Listed entries:
┏━━
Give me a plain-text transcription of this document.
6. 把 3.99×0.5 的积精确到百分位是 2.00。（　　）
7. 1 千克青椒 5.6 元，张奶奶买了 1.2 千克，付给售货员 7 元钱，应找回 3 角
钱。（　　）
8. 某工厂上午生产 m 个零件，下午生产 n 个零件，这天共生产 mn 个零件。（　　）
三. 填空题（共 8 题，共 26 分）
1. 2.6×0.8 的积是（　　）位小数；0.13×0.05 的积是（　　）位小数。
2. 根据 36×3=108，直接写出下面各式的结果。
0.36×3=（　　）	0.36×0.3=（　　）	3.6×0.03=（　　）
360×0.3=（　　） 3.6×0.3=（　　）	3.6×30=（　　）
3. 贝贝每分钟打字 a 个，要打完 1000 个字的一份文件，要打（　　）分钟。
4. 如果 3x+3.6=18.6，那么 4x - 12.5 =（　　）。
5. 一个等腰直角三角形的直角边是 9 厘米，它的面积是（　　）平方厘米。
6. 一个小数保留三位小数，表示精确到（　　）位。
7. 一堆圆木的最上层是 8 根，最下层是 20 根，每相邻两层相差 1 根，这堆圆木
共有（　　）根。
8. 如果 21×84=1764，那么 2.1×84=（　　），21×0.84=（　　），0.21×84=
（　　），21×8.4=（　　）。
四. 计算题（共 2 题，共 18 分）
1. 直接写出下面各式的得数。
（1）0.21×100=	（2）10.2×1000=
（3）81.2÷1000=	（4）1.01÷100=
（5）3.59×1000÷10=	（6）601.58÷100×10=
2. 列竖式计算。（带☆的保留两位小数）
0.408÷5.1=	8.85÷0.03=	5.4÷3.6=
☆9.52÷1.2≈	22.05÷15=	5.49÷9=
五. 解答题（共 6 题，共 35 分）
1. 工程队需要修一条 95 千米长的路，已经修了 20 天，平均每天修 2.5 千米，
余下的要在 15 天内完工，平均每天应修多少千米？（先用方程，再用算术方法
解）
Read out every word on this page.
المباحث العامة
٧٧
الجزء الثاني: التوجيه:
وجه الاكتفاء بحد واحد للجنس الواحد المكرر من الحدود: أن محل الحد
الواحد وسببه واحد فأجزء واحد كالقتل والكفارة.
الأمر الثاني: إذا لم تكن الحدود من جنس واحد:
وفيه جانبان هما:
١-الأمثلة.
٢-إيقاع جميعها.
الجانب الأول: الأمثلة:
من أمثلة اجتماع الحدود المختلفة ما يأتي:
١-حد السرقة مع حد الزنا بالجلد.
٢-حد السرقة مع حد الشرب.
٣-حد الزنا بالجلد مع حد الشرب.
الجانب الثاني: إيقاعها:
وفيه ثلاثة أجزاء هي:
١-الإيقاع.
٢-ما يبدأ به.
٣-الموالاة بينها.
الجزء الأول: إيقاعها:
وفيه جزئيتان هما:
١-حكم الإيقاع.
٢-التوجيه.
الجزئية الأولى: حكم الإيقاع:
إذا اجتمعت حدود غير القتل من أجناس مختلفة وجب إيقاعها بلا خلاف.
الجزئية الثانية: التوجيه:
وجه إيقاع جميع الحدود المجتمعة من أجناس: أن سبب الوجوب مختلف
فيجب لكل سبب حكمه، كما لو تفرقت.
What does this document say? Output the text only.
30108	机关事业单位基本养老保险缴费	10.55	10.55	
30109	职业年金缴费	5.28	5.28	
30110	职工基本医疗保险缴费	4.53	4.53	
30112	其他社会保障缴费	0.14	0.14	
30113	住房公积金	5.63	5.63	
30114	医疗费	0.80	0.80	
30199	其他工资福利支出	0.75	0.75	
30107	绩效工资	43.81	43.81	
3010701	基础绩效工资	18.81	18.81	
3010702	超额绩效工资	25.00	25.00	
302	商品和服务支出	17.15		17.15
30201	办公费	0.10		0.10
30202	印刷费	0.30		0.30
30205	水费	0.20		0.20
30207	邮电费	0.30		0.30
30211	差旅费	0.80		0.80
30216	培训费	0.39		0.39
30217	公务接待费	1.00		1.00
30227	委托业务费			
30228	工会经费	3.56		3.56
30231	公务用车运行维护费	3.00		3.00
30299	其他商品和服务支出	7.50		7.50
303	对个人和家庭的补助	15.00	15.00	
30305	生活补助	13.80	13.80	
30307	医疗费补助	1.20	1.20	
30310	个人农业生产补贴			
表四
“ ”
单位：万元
┗━━
Instructions for the task: Retype the data in full and match it exactly.

Written answer:
Give me a plain-text transcription of this document.
6. 把 3.99×0.5 的积精确到百分位是 2.00。（　　）
7. 1 千克青椒 5.6 元，张奶奶买了 1.2 千克，付给售货员 7 元钱，应找回 3 角
钱。（　　）
8. 某工厂上午生产 m 个零件，下午生产 n 个零件，这天共生产 mn 个零件。（　　）
三. 填空题（共 8 题，共 26 分）
1. 2.6×0.8 的积是（　　）位小数；0.13×0.05 的积是（　　）位小数。
2. 根据 36×3=108，直接写出下面各式的结果。
0.36×3=（　　）	0.36×0.3=（　　）	3.6×0.03=（　　）
360×0.3=（　　） 3.6×0.3=（　　）	3.6×30=（　　）
3. 贝贝每分钟打字 a 个，要打完 1000 个字的一份文件，要打（　　）分钟。
4. 如果 3x+3.6=18.6，那么 4x - 12.5 =（　　）。
5. 一个等腰直角三角形的直角边是 9 厘米，它的面积是（　　）平方厘米。
6. 一个小数保留三位小数，表示精确到（　　）位。
7. 一堆圆木的最上层是 8 根，最下层是 20 根，每相邻两层相差 1 根，这堆圆木
共有（　　）根。
8. 如果 21×84=1764，那么 2.1×84=（　　），21×0.84=（　　），0.21×84=
（　　），21×8.4=（　　）。
四. 计算题（共 2 题，共 18 分）
1. 直接写出下面各式的得数。
（1）0.21×100=	（2）10.2×1000=
（3）81.2÷1000=	（4）1.01÷100=
（5）3.59×1000÷10=	（6）601.58÷100×10=
2. 列竖式计算。（带☆的保留两位小数）
0.408÷5.1=	8.85÷0.03=	5.4÷3.6=
☆9.52÷1.2≈	22.05÷15=	5.49÷9=
五. 解答题（共 6 题，共 35 分）
1. 工程队需要修一条 95 千米长的路，已经修了 20 天，平均每天修 2.5 千米，
余下的要在 15 天内完工，平均每天应修多少千米？（先用方程，再用算术方法
解）
Read out every word on this page.
المباحث العامة
٧٧
الجزء الثاني: التوجيه:
وجه الاكتفاء بحد واحد للجنس الواحد المكرر من الحدود: أن محل الحد
الواحد وسببه واحد فأجزء واحد كالقتل والكفارة.
الأمر الثاني: إذا لم تكن الحدود من جنس واحد:
وفيه جانبان هما:
١-الأمثلة.
٢-إيقاع جميعها.
الجانب الأول: الأمثلة:
من أمثلة اجتماع الحدود المختلفة ما يأتي:
١-حد السرقة مع حد الزنا بالجلد.
٢-حد السرقة مع حد الشرب.
٣-حد الزنا بالجلد مع حد الشرب.
الجانب الثاني: إيقاعها:
وفيه ثلاثة أجزاء هي:
١-الإيقاع.
٢-ما يبدأ به.
٣-الموالاة بينها.
الجزء الأول: إيقاعها:
وفيه جزئيتان هما:
١-حكم الإيقاع.
٢-التوجيه.
الجزئية الأولى: حكم الإيقاع:
إذا اجتمعت حدود غير القتل من أجناس مختلفة وجب إيقاعها بلا خلاف.
الجزئية الثانية: التوجيه:
وجه إيقاع جميع الحدود المجتمعة من أجناس: أن سبب الوجوب مختلف
فيجب لكل سبب حكمه، كما لو تفرقت.
What does this document say? Output the text only.
30108	机关事业单位基本养老保险缴费	10.55	10.55	
30109	职业年金缴费	5.28	5.28	
30110	职工基本医疗保险缴费	4.53	4.53	
30112	其他社会保障缴费	0.14	0.14	
30113	住房公积金	5.63	5.63	
30114	医疗费	0.80	0.80	
30199	其他工资福利支出	0.75	0.75	
30107	绩效工资	43.81	43.81	
3010701	基础绩效工资	18.81	18.81	
3010702	超额绩效工资	25.00	25.00	
302	商品和服务支出	17.15		17.15
30201	办公费	0.10		0.10
30202	印刷费	0.30		0.30
30205	水费	0.20		0.20
30207	邮电费	0.30		0.30
30211	差旅费	0.80		0.80
30216	培训费	0.39		0.39
30217	公务接待费	1.00		1.00
30227	委托业务费			
30228	工会经费	3.56		3.56
30231	公务用车运行维护费	3.00		3.00
30299	其他商品和服务支出	7.50		7.50
303	对个人和家庭的补助	15.00	15.00	
30305	生活补助	13.80	13.80	
30307	医疗费补助	1.20	1.20	
30310	个人农业生产补贴			
表四
“ ”
单位：万元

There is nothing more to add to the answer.